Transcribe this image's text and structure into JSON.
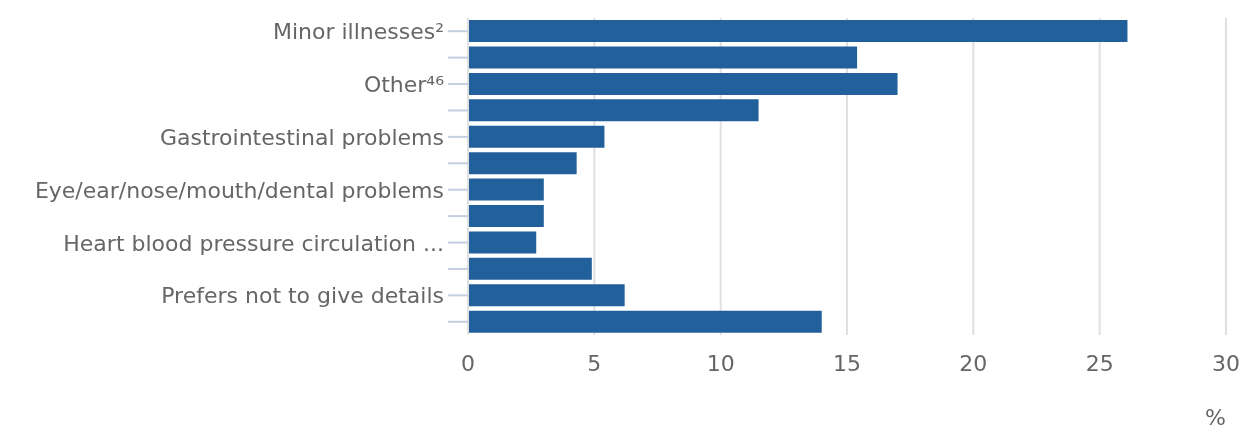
{
  "chart_data": {
    "type": "bar",
    "orientation": "horizontal",
    "xlabel": "%",
    "categories": [
      "Minor illnesses²",
      null,
      "Other⁴⁶",
      null,
      "Gastrointestinal problems",
      null,
      "Eye/ear/nose/mouth/dental problems",
      null,
      "Heart blood pressure circulation ...",
      null,
      "Prefers not to give details",
      null
    ],
    "values": [
      26.1,
      15.4,
      17.0,
      11.5,
      5.4,
      4.3,
      3.0,
      3.0,
      2.7,
      4.9,
      6.2,
      14.0
    ],
    "color": "#21609a",
    "xlim": [
      0,
      30
    ],
    "xticks": [
      0,
      5,
      10,
      15,
      20,
      25,
      30
    ],
    "grid": "x"
  }
}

*TASK REQUIREMENTS*
Write out all the records again, exactly, minus any pictures.

*RESULT*
Transcribe this image's text and structure into JSON.
{
  "chart_data": {
    "type": "bar",
    "orientation": "horizontal",
    "xlabel": "%",
    "categories": [
      "Minor illnesses²",
      null,
      "Other⁴⁶",
      null,
      "Gastrointestinal problems",
      null,
      "Eye/ear/nose/mouth/dental problems",
      null,
      "Heart blood pressure circulation ...",
      null,
      "Prefers not to give details",
      null
    ],
    "values": [
      26.1,
      15.4,
      17.0,
      11.5,
      5.4,
      4.3,
      3.0,
      3.0,
      2.7,
      4.9,
      6.2,
      14.0
    ],
    "color": "#21609a",
    "xlim": [
      0,
      30
    ],
    "xticks": [
      0,
      5,
      10,
      15,
      20,
      25,
      30
    ],
    "grid": "x"
  }
}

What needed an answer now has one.